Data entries

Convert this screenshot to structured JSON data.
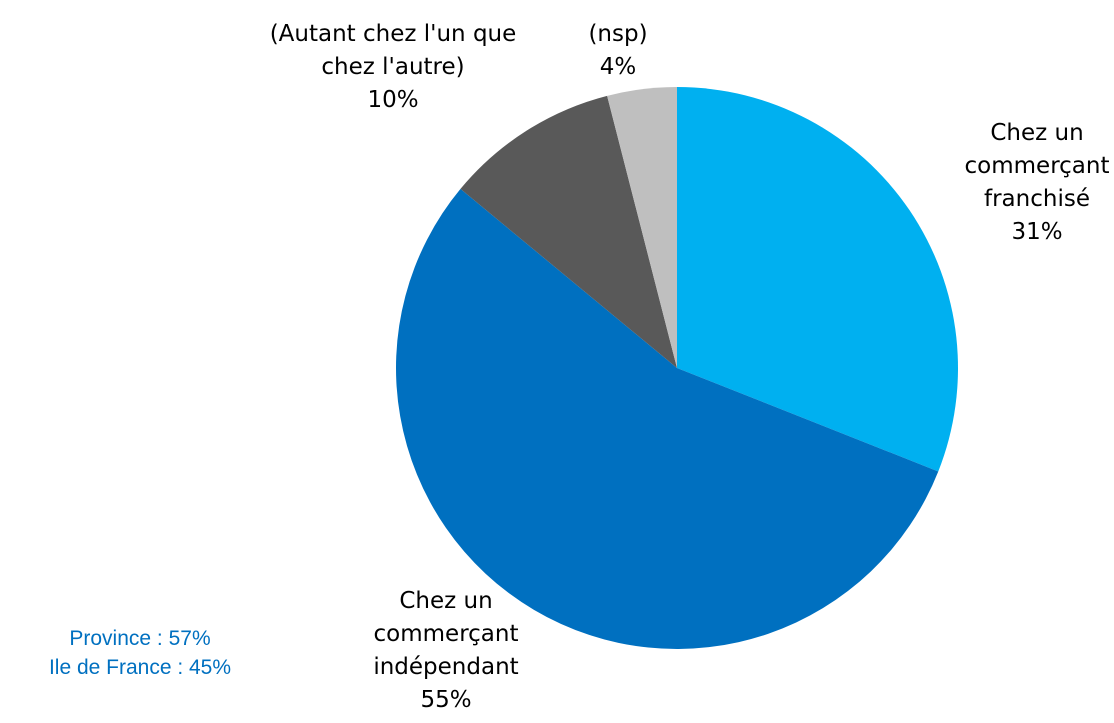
{
  "chart_data": {
    "type": "pie",
    "categories": [
      "Chez un commerçant franchisé",
      "Chez un commerçant indépendant",
      "(Autant chez l'un que chez l'autre)",
      "(nsp)"
    ],
    "values": [
      31,
      55,
      10,
      4
    ],
    "value_labels": [
      "31%",
      "55%",
      "10%",
      "4%"
    ],
    "colors": [
      "#00b0f0",
      "#0070c0",
      "#595959",
      "#bfbfbf"
    ],
    "annotations": [
      "Province : 57%",
      "Ile de France : 45%"
    ]
  }
}
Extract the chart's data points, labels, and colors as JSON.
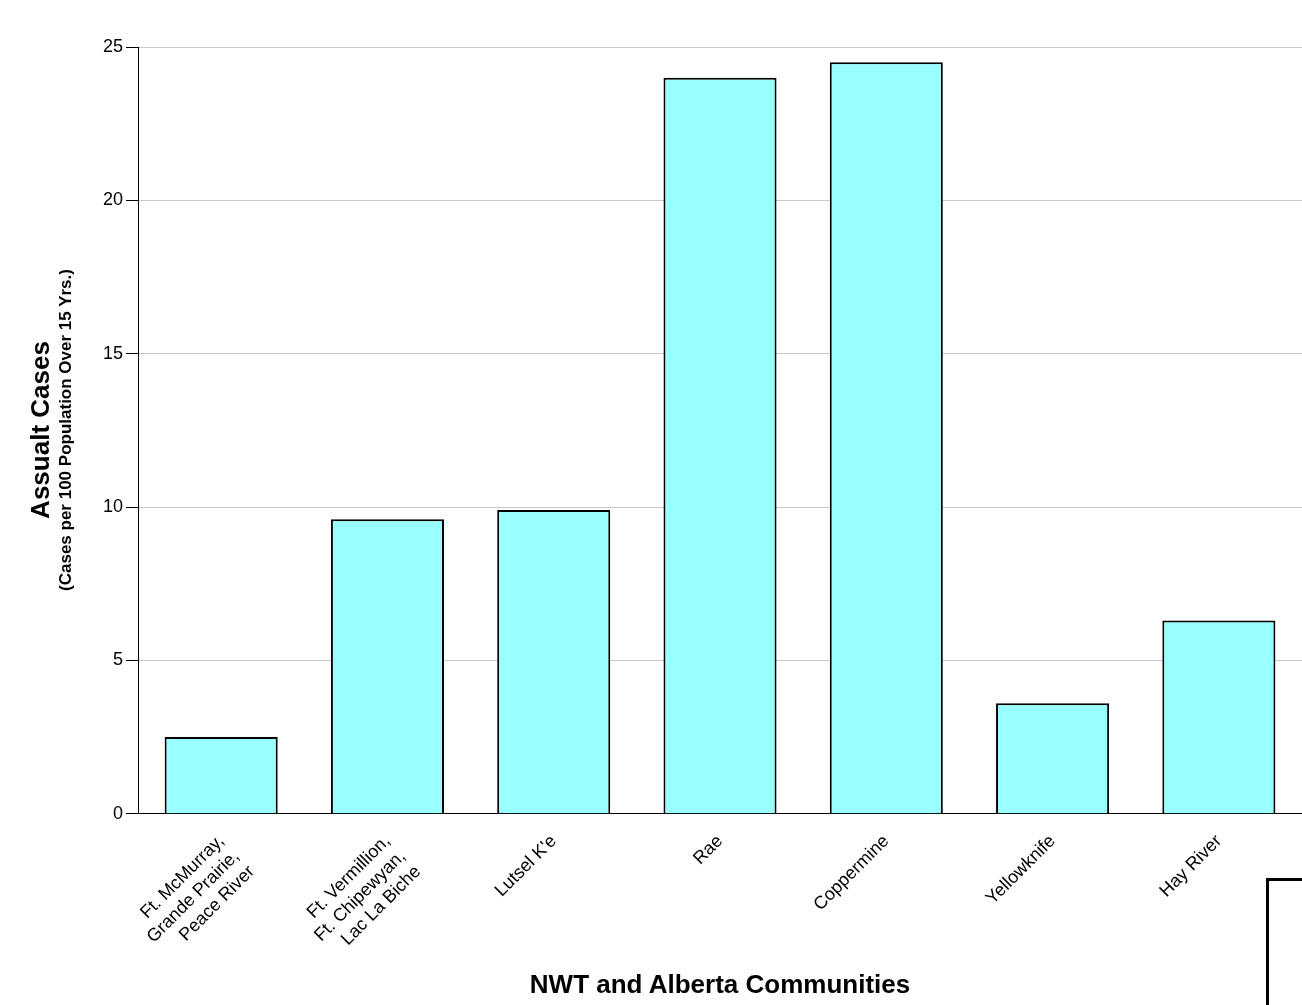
{
  "chart_data": {
    "type": "bar",
    "xlabel": "NWT and Alberta Communities",
    "ylabel": "Assualt Cases\n(Cases per 100 Population Over 15 Yrs.)",
    "categories": [
      "Ft. McMurray,\nGrande Prairie,\nPeace River",
      "Ft. Vermillion,\nFt. Chipewyan,\nLac La Biche",
      "Lutsel K'e",
      "Rae",
      "Coppermine",
      "Yellowknife",
      "Hay River"
    ],
    "values": [
      2.5,
      9.6,
      9.9,
      24.0,
      24.5,
      3.6,
      6.3
    ],
    "color": "#99ffff",
    "ylim": [
      0,
      25
    ],
    "yticks": [
      0,
      5,
      10,
      15,
      20,
      25
    ],
    "grid": "y",
    "legend": false
  }
}
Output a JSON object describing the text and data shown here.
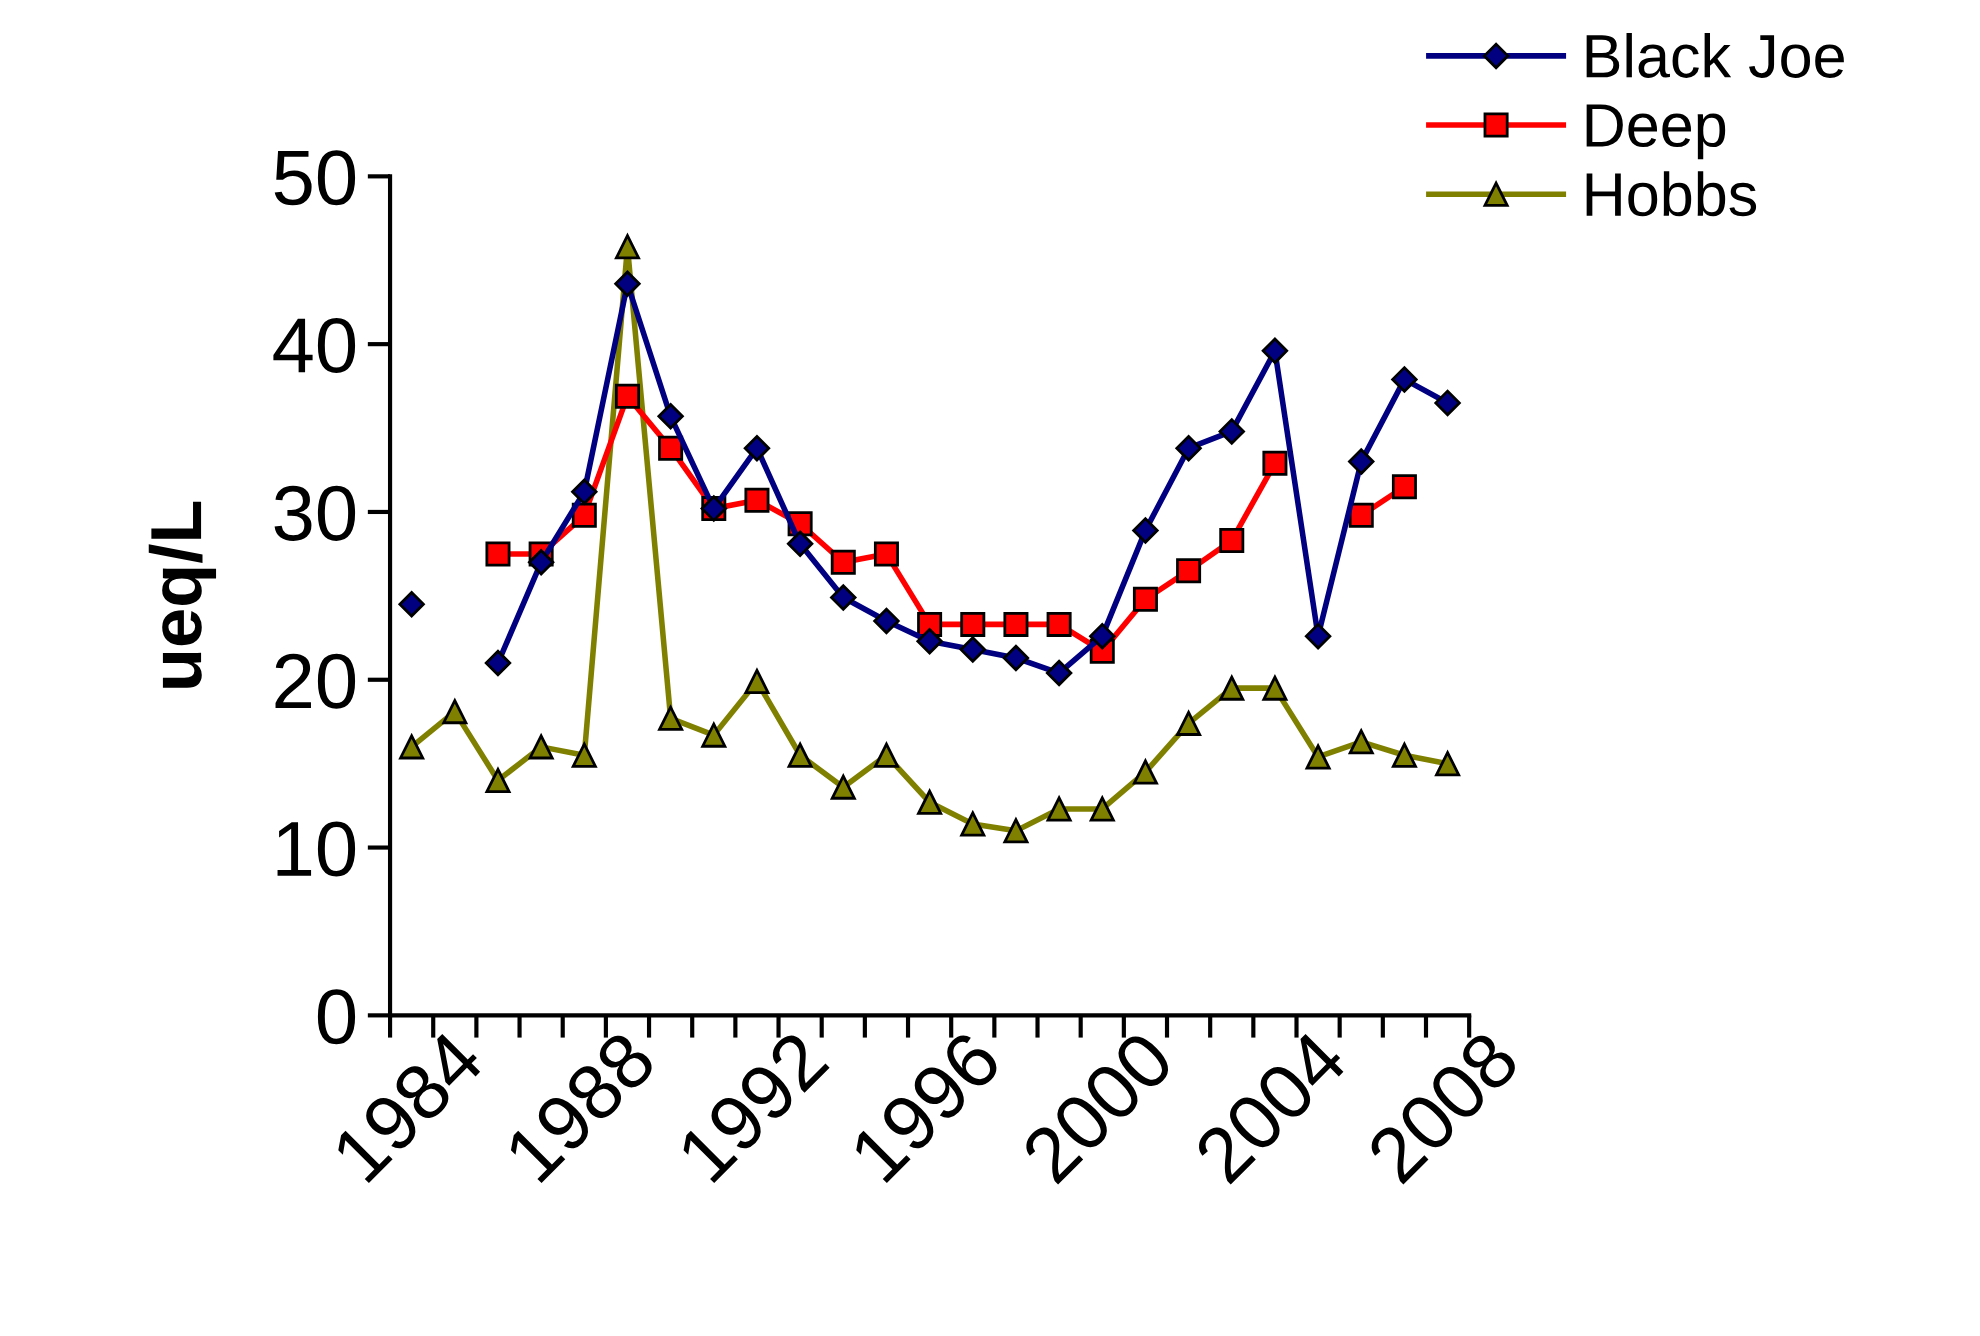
{
  "chart_data": {
    "type": "line",
    "ylabel": "ueq/L",
    "categories": [
      "1984",
      null,
      null,
      null,
      "1988",
      null,
      null,
      null,
      "1992",
      null,
      null,
      null,
      "1996",
      null,
      null,
      null,
      "2000",
      null,
      null,
      null,
      "2004",
      null,
      null,
      null,
      "2008"
    ],
    "series": [
      {
        "name": "Black Joe",
        "color": "#000080",
        "marker": "diamond",
        "values": [
          24.5,
          null,
          21,
          27,
          31.2,
          43.6,
          35.7,
          30.2,
          33.8,
          28.1,
          24.9,
          23.5,
          22.3,
          21.8,
          21.3,
          20.4,
          22.6,
          28.9,
          33.8,
          34.8,
          39.6,
          22.6,
          33,
          37.9,
          36.5
        ]
      },
      {
        "name": "Deep",
        "color": "#ff0000",
        "marker": "square",
        "values": [
          null,
          null,
          27.5,
          27.5,
          29.8,
          36.9,
          33.8,
          30.2,
          30.7,
          29.3,
          27,
          27.5,
          23.3,
          23.3,
          23.3,
          23.3,
          21.7,
          24.8,
          26.5,
          28.3,
          32.9,
          null,
          29.8,
          31.5,
          null
        ]
      },
      {
        "name": "Hobbs",
        "color": "#808000",
        "marker": "triangle",
        "values": [
          16,
          18.1,
          14,
          16,
          15.5,
          45.8,
          17.7,
          16.7,
          19.9,
          15.5,
          13.6,
          15.5,
          12.7,
          11.4,
          11,
          12.3,
          12.3,
          14.5,
          17.4,
          19.5,
          19.5,
          15.4,
          16.3,
          15.5,
          15
        ]
      }
    ],
    "ylim": [
      0,
      50
    ],
    "yticks": [
      0,
      10,
      20,
      30,
      40,
      50
    ],
    "grid": false,
    "legend": "top right",
    "line_style": "solid"
  }
}
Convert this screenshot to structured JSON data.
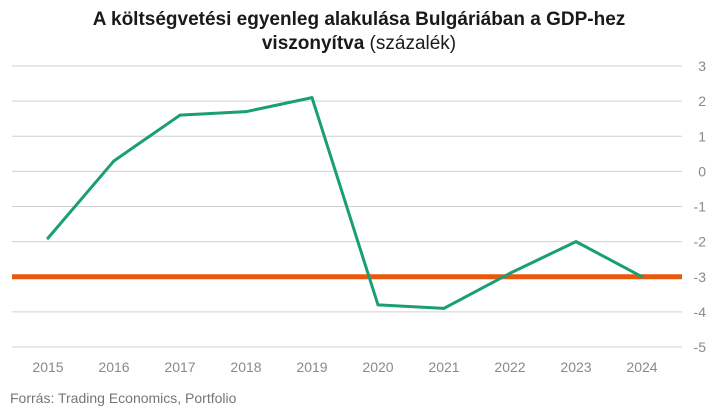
{
  "title": {
    "line1": "A költségvetési egyenleg alakulása Bulgáriában a GDP-hez",
    "line2_bold": "viszonyítva",
    "line2_light": " (százalék)"
  },
  "source": "Forrás: Trading Economics, Portfolio",
  "colors": {
    "series": "#1a9e76",
    "reference": "#e8590c",
    "grid": "#d0d0d0",
    "tick": "#8a8a8a"
  },
  "chart_data": {
    "type": "line",
    "x": [
      "2015",
      "2016",
      "2017",
      "2018",
      "2019",
      "2020",
      "2021",
      "2022",
      "2023",
      "2024"
    ],
    "series": [
      {
        "values": [
          -1.9,
          0.3,
          1.6,
          1.7,
          2.1,
          -3.8,
          -3.9,
          -2.9,
          -2.0,
          -3.0
        ]
      }
    ],
    "reference_line": {
      "y": -3
    },
    "ylim": [
      -5,
      3
    ],
    "yticks": [
      3,
      2,
      1,
      0,
      -1,
      -2,
      -3,
      -4,
      -5
    ],
    "ytick_labels": [
      "3",
      "2",
      "1",
      "0",
      "-1",
      "-2",
      "-3",
      "-4",
      "-5"
    ],
    "y_axis_side": "right",
    "grid": true,
    "xlabel": "",
    "ylabel": ""
  }
}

→ Goal: Isolate the lines that hold the word "type" and copy all of them.

→ Final answer:
    "type": "pie",
    "type": "bar",
    "type": "line",
    "type": "line",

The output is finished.